» Stated exercise:
Give back every line exactly as it appears, pictures excluded.

» Records that describe figures:

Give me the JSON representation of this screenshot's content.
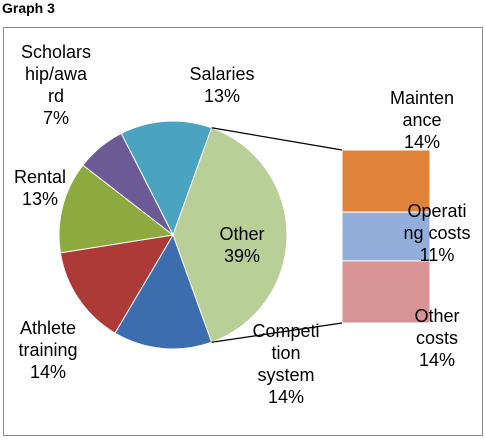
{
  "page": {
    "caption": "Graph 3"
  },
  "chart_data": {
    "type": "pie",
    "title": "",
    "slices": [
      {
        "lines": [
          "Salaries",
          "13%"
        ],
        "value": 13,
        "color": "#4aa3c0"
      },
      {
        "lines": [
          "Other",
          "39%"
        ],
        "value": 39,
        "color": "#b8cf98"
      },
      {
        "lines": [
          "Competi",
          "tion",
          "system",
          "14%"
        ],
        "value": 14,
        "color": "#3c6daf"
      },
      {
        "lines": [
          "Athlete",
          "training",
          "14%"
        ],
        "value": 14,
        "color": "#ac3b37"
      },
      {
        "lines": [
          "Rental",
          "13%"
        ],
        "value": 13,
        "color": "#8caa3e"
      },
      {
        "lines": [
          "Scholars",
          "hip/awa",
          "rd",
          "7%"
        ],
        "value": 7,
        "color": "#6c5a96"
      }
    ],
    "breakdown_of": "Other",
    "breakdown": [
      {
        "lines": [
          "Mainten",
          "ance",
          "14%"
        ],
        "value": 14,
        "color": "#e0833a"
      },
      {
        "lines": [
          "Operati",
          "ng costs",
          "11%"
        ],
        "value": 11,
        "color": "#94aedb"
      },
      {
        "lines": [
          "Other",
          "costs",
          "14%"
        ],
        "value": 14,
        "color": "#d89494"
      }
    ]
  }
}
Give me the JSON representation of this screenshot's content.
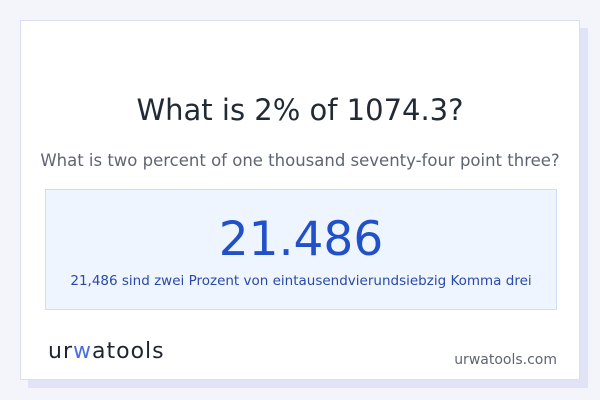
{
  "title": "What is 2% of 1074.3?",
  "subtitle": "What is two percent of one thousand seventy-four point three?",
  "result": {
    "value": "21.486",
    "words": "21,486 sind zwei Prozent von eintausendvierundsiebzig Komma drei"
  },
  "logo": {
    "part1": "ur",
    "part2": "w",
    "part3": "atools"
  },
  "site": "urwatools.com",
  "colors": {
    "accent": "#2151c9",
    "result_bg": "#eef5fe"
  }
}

» Exercise answer:
Give me the JSON representation of this screenshot's content.
{
  "page": {
    "caption": "Graph 3"
  },
  "chart_data": {
    "type": "pie",
    "title": "",
    "slices": [
      {
        "lines": [
          "Salaries",
          "13%"
        ],
        "value": 13,
        "color": "#4aa3c0"
      },
      {
        "lines": [
          "Other",
          "39%"
        ],
        "value": 39,
        "color": "#b8cf98"
      },
      {
        "lines": [
          "Competi",
          "tion",
          "system",
          "14%"
        ],
        "value": 14,
        "color": "#3c6daf"
      },
      {
        "lines": [
          "Athlete",
          "training",
          "14%"
        ],
        "value": 14,
        "color": "#ac3b37"
      },
      {
        "lines": [
          "Rental",
          "13%"
        ],
        "value": 13,
        "color": "#8caa3e"
      },
      {
        "lines": [
          "Scholars",
          "hip/awa",
          "rd",
          "7%"
        ],
        "value": 7,
        "color": "#6c5a96"
      }
    ],
    "breakdown_of": "Other",
    "breakdown": [
      {
        "lines": [
          "Mainten",
          "ance",
          "14%"
        ],
        "value": 14,
        "color": "#e0833a"
      },
      {
        "lines": [
          "Operati",
          "ng costs",
          "11%"
        ],
        "value": 11,
        "color": "#94aedb"
      },
      {
        "lines": [
          "Other",
          "costs",
          "14%"
        ],
        "value": 14,
        "color": "#d89494"
      }
    ]
  }
}
Give me the JSON representation of this screenshot's content.
{
  "title": "What is 2% of 1074.3?",
  "subtitle": "What is two percent of one thousand seventy-four point three?",
  "result": {
    "value": "21.486",
    "words": "21,486 sind zwei Prozent von eintausendvierundsiebzig Komma drei"
  },
  "logo": {
    "part1": "ur",
    "part2": "w",
    "part3": "atools"
  },
  "site": "urwatools.com",
  "colors": {
    "accent": "#2151c9",
    "result_bg": "#eef5fe"
  }
}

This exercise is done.